◆ **TASK TO COMPLETE**: Quote the listing in full, exactly as given, minus any pictures.
----
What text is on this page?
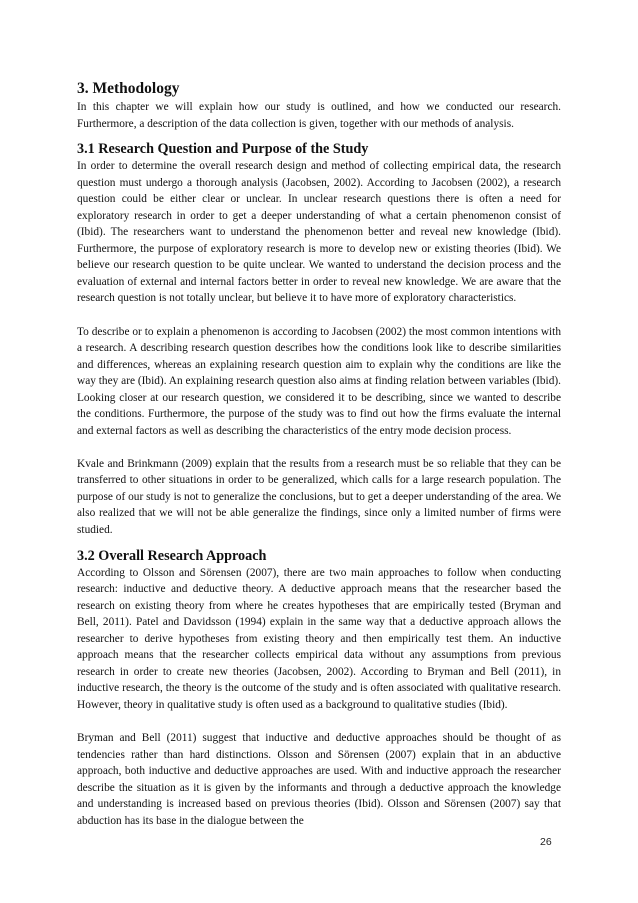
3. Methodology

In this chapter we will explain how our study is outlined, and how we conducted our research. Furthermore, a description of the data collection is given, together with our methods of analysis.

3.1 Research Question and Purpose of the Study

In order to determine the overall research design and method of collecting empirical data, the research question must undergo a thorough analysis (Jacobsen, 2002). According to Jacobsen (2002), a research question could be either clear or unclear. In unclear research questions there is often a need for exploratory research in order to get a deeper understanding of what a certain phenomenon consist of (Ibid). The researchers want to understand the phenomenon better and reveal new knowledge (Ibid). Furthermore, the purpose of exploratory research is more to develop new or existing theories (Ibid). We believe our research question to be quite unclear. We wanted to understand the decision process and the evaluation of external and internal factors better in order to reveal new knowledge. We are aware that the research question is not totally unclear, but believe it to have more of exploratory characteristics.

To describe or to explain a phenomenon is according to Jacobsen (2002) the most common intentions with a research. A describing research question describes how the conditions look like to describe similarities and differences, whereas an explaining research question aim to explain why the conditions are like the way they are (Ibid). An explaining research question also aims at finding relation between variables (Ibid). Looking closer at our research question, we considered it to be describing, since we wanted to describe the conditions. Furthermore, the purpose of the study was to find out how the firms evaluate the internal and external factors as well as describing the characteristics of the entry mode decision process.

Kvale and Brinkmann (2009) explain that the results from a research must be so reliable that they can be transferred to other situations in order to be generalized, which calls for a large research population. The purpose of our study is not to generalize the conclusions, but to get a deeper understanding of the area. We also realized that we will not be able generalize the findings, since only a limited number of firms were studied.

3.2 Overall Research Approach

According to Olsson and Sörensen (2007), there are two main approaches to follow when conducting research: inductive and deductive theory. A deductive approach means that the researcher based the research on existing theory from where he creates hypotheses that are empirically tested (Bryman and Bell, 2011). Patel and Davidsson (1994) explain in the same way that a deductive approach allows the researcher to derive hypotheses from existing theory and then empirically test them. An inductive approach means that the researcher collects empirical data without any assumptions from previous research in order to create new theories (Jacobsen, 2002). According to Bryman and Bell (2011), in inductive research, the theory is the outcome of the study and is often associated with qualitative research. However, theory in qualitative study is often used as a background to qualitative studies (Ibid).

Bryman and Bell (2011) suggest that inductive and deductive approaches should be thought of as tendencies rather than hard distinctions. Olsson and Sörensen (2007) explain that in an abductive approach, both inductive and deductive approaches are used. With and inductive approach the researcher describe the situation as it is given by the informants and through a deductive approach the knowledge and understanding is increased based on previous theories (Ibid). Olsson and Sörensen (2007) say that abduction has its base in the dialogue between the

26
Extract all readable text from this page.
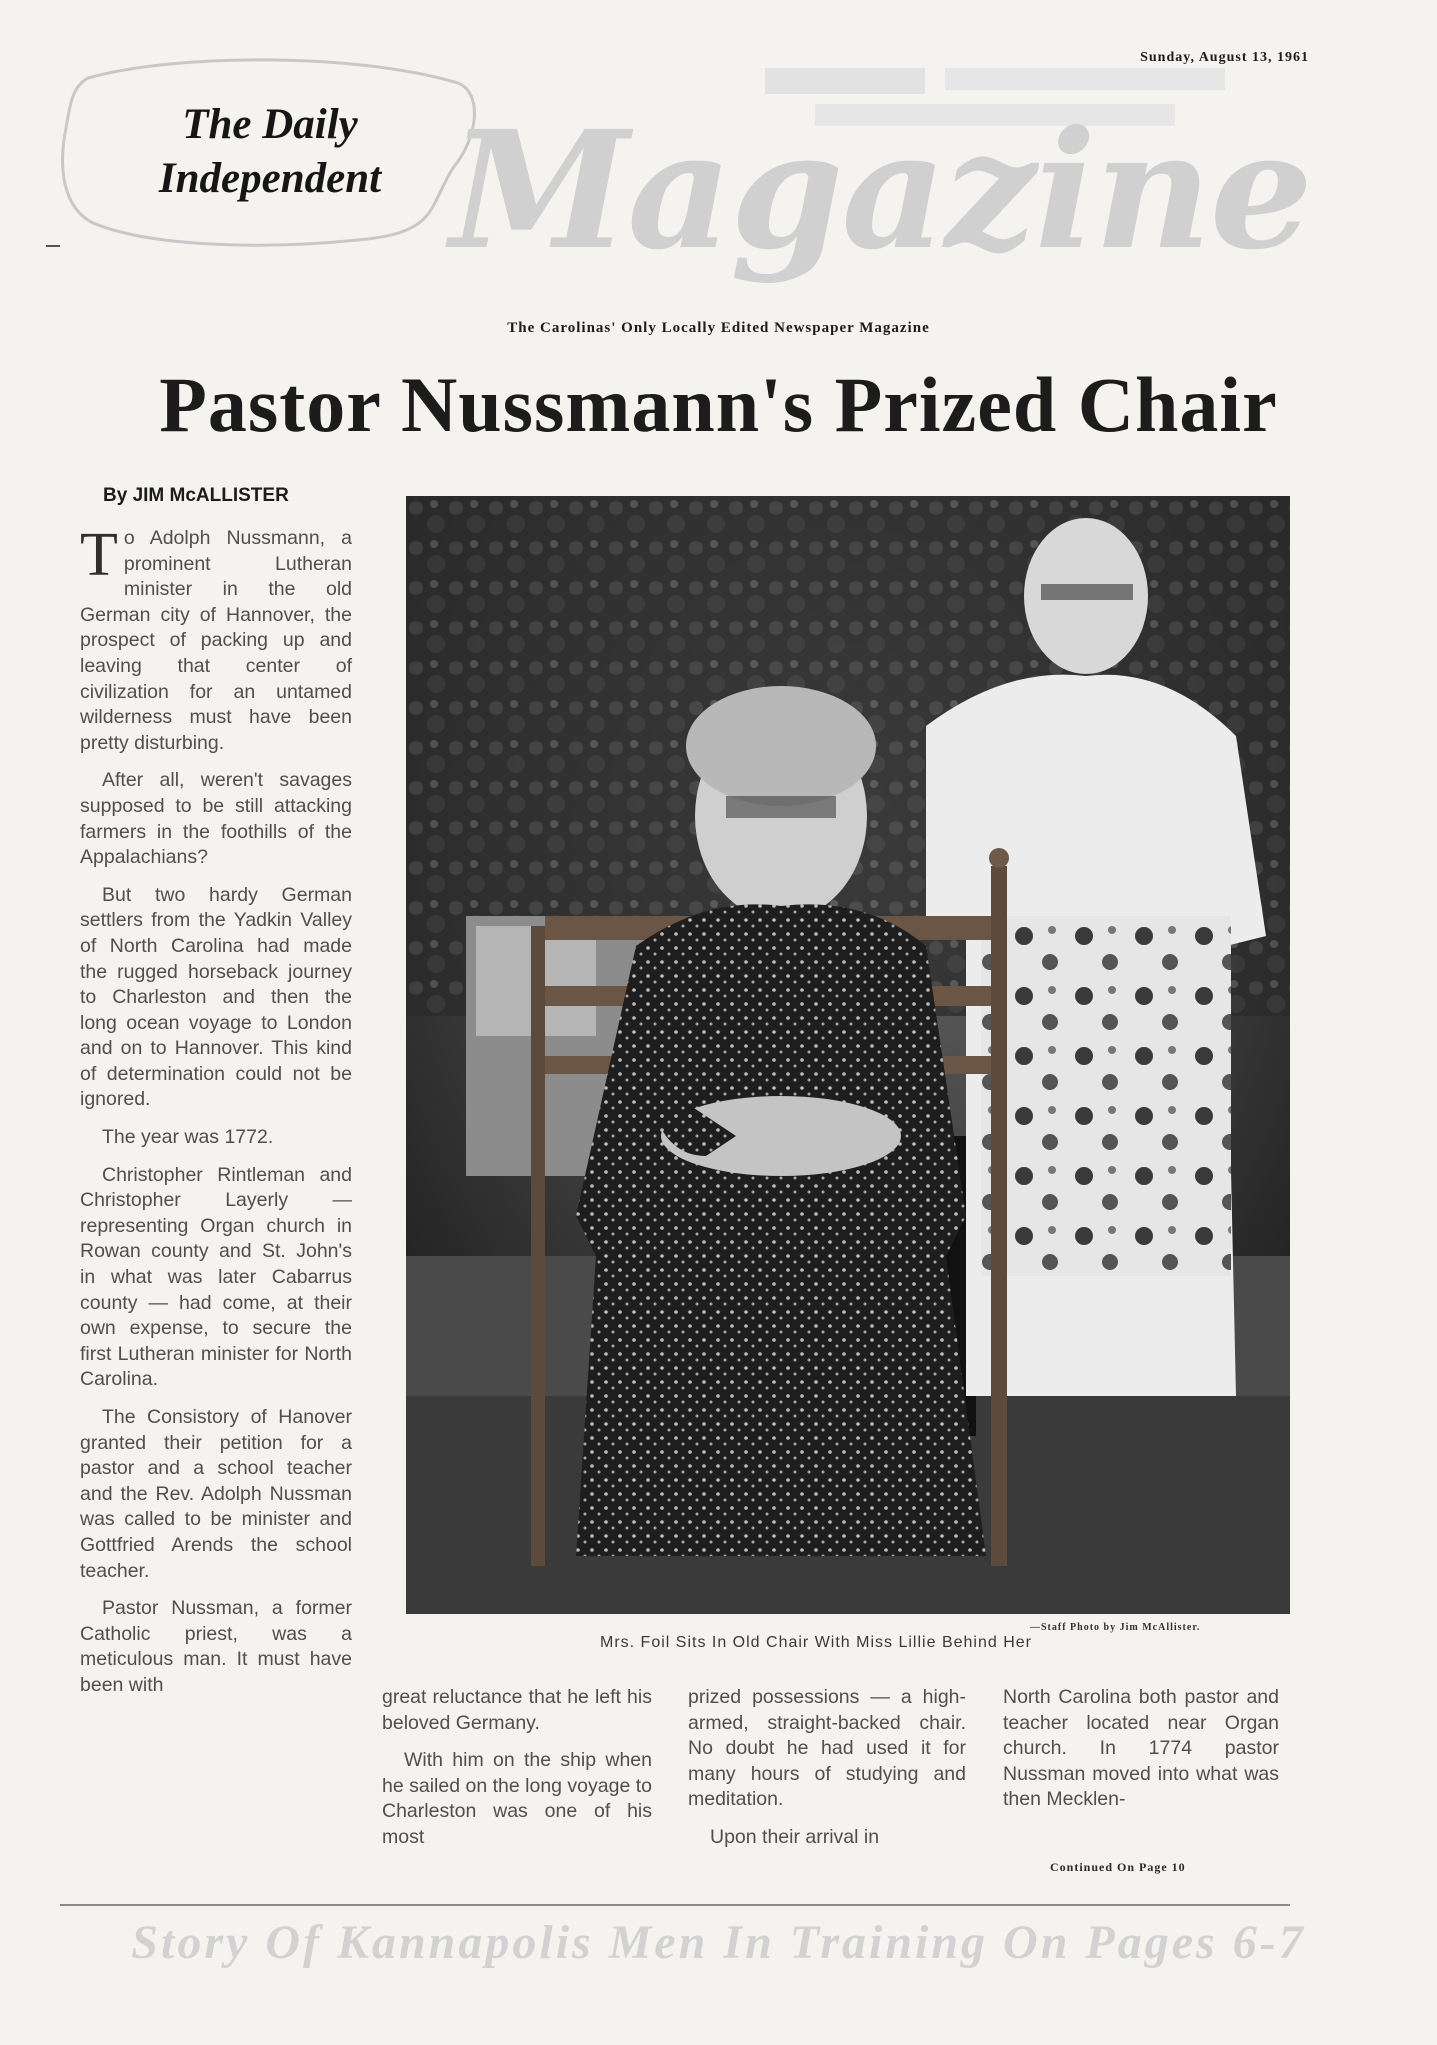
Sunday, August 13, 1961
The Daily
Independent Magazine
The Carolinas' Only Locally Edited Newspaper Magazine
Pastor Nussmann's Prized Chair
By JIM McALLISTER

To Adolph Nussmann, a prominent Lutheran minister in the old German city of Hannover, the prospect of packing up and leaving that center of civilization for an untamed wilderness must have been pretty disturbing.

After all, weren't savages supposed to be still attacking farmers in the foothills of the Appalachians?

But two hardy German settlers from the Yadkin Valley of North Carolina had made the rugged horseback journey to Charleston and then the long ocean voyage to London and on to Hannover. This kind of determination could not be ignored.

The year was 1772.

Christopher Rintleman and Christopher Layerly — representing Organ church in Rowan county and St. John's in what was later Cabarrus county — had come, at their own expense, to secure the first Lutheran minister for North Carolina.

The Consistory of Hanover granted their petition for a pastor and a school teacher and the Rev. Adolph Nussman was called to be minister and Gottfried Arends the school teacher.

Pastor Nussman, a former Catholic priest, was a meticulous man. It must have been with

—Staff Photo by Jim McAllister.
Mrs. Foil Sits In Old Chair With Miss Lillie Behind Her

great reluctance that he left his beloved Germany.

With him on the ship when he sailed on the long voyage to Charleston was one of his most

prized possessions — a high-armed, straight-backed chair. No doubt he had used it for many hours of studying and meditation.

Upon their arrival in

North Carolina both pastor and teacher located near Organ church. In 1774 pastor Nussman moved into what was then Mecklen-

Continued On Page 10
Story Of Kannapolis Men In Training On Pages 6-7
----
◆ **THE SOLUTION**:
What text is on this page?
3. Methodology

In this chapter we will explain how our study is outlined, and how we conducted our research. Furthermore, a description of the data collection is given, together with our methods of analysis.

3.1 Research Question and Purpose of the Study

In order to determine the overall research design and method of collecting empirical data, the research question must undergo a thorough analysis (Jacobsen, 2002). According to Jacobsen (2002), a research question could be either clear or unclear. In unclear research questions there is often a need for exploratory research in order to get a deeper understanding of what a certain phenomenon consist of (Ibid). The researchers want to understand the phenomenon better and reveal new knowledge (Ibid). Furthermore, the purpose of exploratory research is more to develop new or existing theories (Ibid). We believe our research question to be quite unclear. We wanted to understand the decision process and the evaluation of external and internal factors better in order to reveal new knowledge. We are aware that the research question is not totally unclear, but believe it to have more of exploratory characteristics.

To describe or to explain a phenomenon is according to Jacobsen (2002) the most common intentions with a research. A describing research question describes how the conditions look like to describe similarities and differences, whereas an explaining research question aim to explain why the conditions are like the way they are (Ibid). An explaining research question also aims at finding relation between variables (Ibid). Looking closer at our research question, we considered it to be describing, since we wanted to describe the conditions. Furthermore, the purpose of the study was to find out how the firms evaluate the internal and external factors as well as describing the characteristics of the entry mode decision process.

Kvale and Brinkmann (2009) explain that the results from a research must be so reliable that they can be transferred to other situations in order to be generalized, which calls for a large research population. The purpose of our study is not to generalize the conclusions, but to get a deeper understanding of the area. We also realized that we will not be able generalize the findings, since only a limited number of firms were studied.

3.2 Overall Research Approach

According to Olsson and Sörensen (2007), there are two main approaches to follow when conducting research: inductive and deductive theory. A deductive approach means that the researcher based the research on existing theory from where he creates hypotheses that are empirically tested (Bryman and Bell, 2011). Patel and Davidsson (1994) explain in the same way that a deductive approach allows the researcher to derive hypotheses from existing theory and then empirically test them. An inductive approach means that the researcher collects empirical data without any assumptions from previous research in order to create new theories (Jacobsen, 2002). According to Bryman and Bell (2011), in inductive research, the theory is the outcome of the study and is often associated with qualitative research. However, theory in qualitative study is often used as a background to qualitative studies (Ibid).

Bryman and Bell (2011) suggest that inductive and deductive approaches should be thought of as tendencies rather than hard distinctions. Olsson and Sörensen (2007) explain that in an abductive approach, both inductive and deductive approaches are used. With and inductive approach the researcher describe the situation as it is given by the informants and through a deductive approach the knowledge and understanding is increased based on previous theories (Ibid). Olsson and Sörensen (2007) say that abduction has its base in the dialogue between the

26
Extract all readable text from this page.
Sunday, August 13, 1961
The Daily
Independent Magazine
The Carolinas' Only Locally Edited Newspaper Magazine
Pastor Nussmann's Prized Chair
By JIM McALLISTER

To Adolph Nussmann, a prominent Lutheran minister in the old German city of Hannover, the prospect of packing up and leaving that center of civilization for an untamed wilderness must have been pretty disturbing.

After all, weren't savages supposed to be still attacking farmers in the foothills of the Appalachians?

But two hardy German settlers from the Yadkin Valley of North Carolina had made the rugged horseback journey to Charleston and then the long ocean voyage to London and on to Hannover. This kind of determination could not be ignored.

The year was 1772.

Christopher Rintleman and Christopher Layerly — representing Organ church in Rowan county and St. John's in what was later Cabarrus county — had come, at their own expense, to secure the first Lutheran minister for North Carolina.

The Consistory of Hanover granted their petition for a pastor and a school teacher and the Rev. Adolph Nussman was called to be minister and Gottfried Arends the school teacher.

Pastor Nussman, a former Catholic priest, was a meticulous man. It must have been with

—Staff Photo by Jim McAllister.
Mrs. Foil Sits In Old Chair With Miss Lillie Behind Her

great reluctance that he left his beloved Germany.

With him on the ship when he sailed on the long voyage to Charleston was one of his most

prized possessions — a high-armed, straight-backed chair. No doubt he had used it for many hours of studying and meditation.

Upon their arrival in

North Carolina both pastor and teacher located near Organ church. In 1774 pastor Nussman moved into what was then Mecklen-

Continued On Page 10
Story Of Kannapolis Men In Training On Pages 6-7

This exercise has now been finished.